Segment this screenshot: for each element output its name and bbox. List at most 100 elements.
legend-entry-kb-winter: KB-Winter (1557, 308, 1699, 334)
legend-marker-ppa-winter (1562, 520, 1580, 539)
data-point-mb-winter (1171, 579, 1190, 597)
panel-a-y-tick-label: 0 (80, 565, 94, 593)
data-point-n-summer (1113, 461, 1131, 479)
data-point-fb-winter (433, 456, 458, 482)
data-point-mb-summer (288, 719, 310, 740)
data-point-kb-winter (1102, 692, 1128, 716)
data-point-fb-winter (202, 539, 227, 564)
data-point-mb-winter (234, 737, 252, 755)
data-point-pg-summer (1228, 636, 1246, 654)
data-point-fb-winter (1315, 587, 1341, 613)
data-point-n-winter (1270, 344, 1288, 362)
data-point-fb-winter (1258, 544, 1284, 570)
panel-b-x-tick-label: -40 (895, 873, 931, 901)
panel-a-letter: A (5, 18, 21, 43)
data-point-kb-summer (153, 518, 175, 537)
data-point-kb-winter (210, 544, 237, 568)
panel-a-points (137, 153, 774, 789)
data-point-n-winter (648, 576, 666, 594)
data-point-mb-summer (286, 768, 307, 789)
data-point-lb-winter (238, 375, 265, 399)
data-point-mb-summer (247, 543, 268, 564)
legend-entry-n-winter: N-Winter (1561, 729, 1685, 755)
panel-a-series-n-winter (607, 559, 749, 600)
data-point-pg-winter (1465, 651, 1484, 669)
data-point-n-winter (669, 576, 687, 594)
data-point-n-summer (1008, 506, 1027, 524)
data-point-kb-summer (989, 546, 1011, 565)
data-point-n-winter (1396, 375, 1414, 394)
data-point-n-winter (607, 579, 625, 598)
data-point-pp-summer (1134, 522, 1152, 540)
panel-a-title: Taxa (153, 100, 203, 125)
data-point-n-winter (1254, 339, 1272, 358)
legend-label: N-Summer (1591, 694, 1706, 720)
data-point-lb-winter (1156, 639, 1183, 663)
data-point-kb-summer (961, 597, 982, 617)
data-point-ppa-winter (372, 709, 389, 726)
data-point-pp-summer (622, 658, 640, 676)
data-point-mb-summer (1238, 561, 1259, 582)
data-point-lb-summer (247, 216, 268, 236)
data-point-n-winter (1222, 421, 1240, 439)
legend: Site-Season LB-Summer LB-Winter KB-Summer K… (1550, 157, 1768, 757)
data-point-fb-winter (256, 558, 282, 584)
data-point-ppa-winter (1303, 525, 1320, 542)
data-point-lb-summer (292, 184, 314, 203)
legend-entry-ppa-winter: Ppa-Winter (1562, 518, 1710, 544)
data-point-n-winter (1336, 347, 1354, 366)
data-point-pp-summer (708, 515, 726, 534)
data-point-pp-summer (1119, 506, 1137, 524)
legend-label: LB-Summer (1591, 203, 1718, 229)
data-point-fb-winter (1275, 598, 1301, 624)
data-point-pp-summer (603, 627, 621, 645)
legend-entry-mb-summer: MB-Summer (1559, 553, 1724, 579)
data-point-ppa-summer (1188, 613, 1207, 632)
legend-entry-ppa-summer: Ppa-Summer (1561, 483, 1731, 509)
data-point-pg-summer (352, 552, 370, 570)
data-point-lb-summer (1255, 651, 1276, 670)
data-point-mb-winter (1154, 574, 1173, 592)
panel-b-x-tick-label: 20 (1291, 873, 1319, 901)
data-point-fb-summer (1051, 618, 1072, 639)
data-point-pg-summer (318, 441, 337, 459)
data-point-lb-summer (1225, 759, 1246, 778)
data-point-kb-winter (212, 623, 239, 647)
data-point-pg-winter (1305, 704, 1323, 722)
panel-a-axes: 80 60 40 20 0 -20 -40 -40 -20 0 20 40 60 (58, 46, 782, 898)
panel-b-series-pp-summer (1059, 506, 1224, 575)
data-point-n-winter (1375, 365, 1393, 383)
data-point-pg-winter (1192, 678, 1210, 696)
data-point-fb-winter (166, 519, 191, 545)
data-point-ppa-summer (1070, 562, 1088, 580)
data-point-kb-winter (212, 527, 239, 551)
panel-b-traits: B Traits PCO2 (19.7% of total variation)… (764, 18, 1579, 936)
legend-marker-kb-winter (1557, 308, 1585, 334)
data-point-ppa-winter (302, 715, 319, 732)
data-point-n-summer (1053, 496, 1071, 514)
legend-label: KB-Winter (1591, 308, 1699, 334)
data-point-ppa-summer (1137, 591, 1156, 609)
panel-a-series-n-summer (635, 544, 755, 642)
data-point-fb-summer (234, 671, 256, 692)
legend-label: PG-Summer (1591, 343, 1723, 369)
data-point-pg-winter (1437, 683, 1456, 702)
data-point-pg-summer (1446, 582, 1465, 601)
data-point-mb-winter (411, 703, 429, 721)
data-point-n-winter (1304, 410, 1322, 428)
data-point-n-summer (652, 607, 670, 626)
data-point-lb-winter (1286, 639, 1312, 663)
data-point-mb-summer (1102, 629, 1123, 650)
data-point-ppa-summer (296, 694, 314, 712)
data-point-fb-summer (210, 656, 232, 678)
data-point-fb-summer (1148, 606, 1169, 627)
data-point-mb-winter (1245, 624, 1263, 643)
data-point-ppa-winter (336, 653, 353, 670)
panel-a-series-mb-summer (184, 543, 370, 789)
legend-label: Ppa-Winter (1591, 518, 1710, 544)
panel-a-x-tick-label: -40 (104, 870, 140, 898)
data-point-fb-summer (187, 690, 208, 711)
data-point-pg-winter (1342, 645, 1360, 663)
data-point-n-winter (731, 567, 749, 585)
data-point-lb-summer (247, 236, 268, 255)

• Stated goal: Copy out every line of the entries above without changing a single character.

• Response for this exercise:
Segment this screenshot: for each element output its name and bbox. List at most 100 elements.
legend-entry-kb-winter: KB-Winter (1557, 308, 1699, 334)
legend-marker-ppa-winter (1562, 520, 1580, 539)
data-point-mb-winter (1171, 579, 1190, 597)
panel-a-y-tick-label: 0 (80, 565, 94, 593)
data-point-n-summer (1113, 461, 1131, 479)
data-point-fb-winter (433, 456, 458, 482)
data-point-mb-summer (288, 719, 310, 740)
data-point-kb-winter (1102, 692, 1128, 716)
data-point-fb-winter (202, 539, 227, 564)
data-point-mb-winter (234, 737, 252, 755)
data-point-pg-summer (1228, 636, 1246, 654)
data-point-fb-winter (1315, 587, 1341, 613)
data-point-n-winter (1270, 344, 1288, 362)
data-point-fb-winter (1258, 544, 1284, 570)
panel-b-x-tick-label: -40 (895, 873, 931, 901)
panel-a-letter: A (5, 18, 21, 43)
data-point-kb-summer (153, 518, 175, 537)
data-point-kb-winter (210, 544, 237, 568)
panel-a-points (137, 153, 774, 789)
data-point-n-winter (648, 576, 666, 594)
data-point-mb-summer (286, 768, 307, 789)
data-point-lb-winter (238, 375, 265, 399)
data-point-mb-summer (247, 543, 268, 564)
legend-entry-n-winter: N-Winter (1561, 729, 1685, 755)
panel-a-series-n-winter (607, 559, 749, 600)
data-point-pg-winter (1465, 651, 1484, 669)
data-point-n-winter (669, 576, 687, 594)
data-point-n-summer (1008, 506, 1027, 524)
data-point-kb-summer (989, 546, 1011, 565)
data-point-n-winter (1396, 375, 1414, 394)
data-point-n-winter (607, 579, 625, 598)
data-point-pp-summer (1134, 522, 1152, 540)
panel-a-title: Taxa (153, 100, 203, 125)
data-point-n-winter (1254, 339, 1272, 358)
legend-label: N-Summer (1591, 694, 1706, 720)
data-point-lb-winter (1156, 639, 1183, 663)
data-point-kb-summer (961, 597, 982, 617)
data-point-ppa-winter (372, 709, 389, 726)
data-point-pp-summer (622, 658, 640, 676)
data-point-mb-summer (1238, 561, 1259, 582)
data-point-lb-summer (247, 216, 268, 236)
data-point-n-winter (1222, 421, 1240, 439)
legend: Site-Season LB-Summer LB-Winter KB-Summer K… (1550, 157, 1768, 757)
data-point-fb-winter (256, 558, 282, 584)
data-point-ppa-winter (1303, 525, 1320, 542)
data-point-lb-summer (292, 184, 314, 203)
legend-entry-ppa-winter: Ppa-Winter (1562, 518, 1710, 544)
data-point-n-winter (1336, 347, 1354, 366)
data-point-pp-summer (708, 515, 726, 534)
data-point-pp-summer (1119, 506, 1137, 524)
legend-label: LB-Summer (1591, 203, 1718, 229)
data-point-fb-winter (1275, 598, 1301, 624)
data-point-pp-summer (603, 627, 621, 645)
legend-entry-mb-summer: MB-Summer (1559, 553, 1724, 579)
data-point-ppa-summer (1188, 613, 1207, 632)
legend-entry-ppa-summer: Ppa-Summer (1561, 483, 1731, 509)
data-point-pg-summer (352, 552, 370, 570)
data-point-lb-summer (1255, 651, 1276, 670)
data-point-mb-winter (1154, 574, 1173, 592)
panel-b-x-tick-label: 20 (1291, 873, 1319, 901)
data-point-fb-summer (1051, 618, 1072, 639)
data-point-pg-summer (318, 441, 337, 459)
data-point-lb-summer (1225, 759, 1246, 778)
data-point-kb-winter (212, 623, 239, 647)
data-point-pg-winter (1305, 704, 1323, 722)
panel-a-axes: 80 60 40 20 0 -20 -40 -40 -20 0 20 40 60 (58, 46, 782, 898)
panel-b-series-pp-summer (1059, 506, 1224, 575)
data-point-n-winter (1375, 365, 1393, 383)
data-point-pg-winter (1192, 678, 1210, 696)
data-point-fb-winter (166, 519, 191, 545)
data-point-ppa-summer (1070, 562, 1088, 580)
data-point-kb-winter (212, 527, 239, 551)
panel-b-traits: B Traits PCO2 (19.7% of total variation)… (764, 18, 1579, 936)
legend-marker-kb-winter (1557, 308, 1585, 334)
data-point-ppa-winter (302, 715, 319, 732)
data-point-n-summer (1053, 496, 1071, 514)
legend-label: KB-Winter (1591, 308, 1699, 334)
data-point-ppa-summer (1137, 591, 1156, 609)
panel-a-series-n-summer (635, 544, 755, 642)
data-point-fb-summer (234, 671, 256, 692)
legend-label: PG-Summer (1591, 343, 1723, 369)
data-point-pg-winter (1437, 683, 1456, 702)
data-point-pg-summer (1446, 582, 1465, 601)
data-point-mb-winter (411, 703, 429, 721)
data-point-n-winter (1304, 410, 1322, 428)
data-point-n-summer (652, 607, 670, 626)
data-point-lb-winter (1286, 639, 1312, 663)
data-point-mb-summer (1102, 629, 1123, 650)
data-point-ppa-summer (296, 694, 314, 712)
data-point-fb-summer (210, 656, 232, 678)
data-point-fb-summer (1148, 606, 1169, 627)
data-point-mb-winter (1245, 624, 1263, 643)
data-point-ppa-winter (336, 653, 353, 670)
panel-a-series-mb-summer (184, 543, 370, 789)
legend-label: Ppa-Winter (1591, 518, 1710, 544)
panel-a-x-tick-label: -40 (104, 870, 140, 898)
data-point-fb-summer (187, 690, 208, 711)
data-point-pg-winter (1342, 645, 1360, 663)
data-point-n-winter (731, 567, 749, 585)
data-point-lb-summer (247, 236, 268, 255)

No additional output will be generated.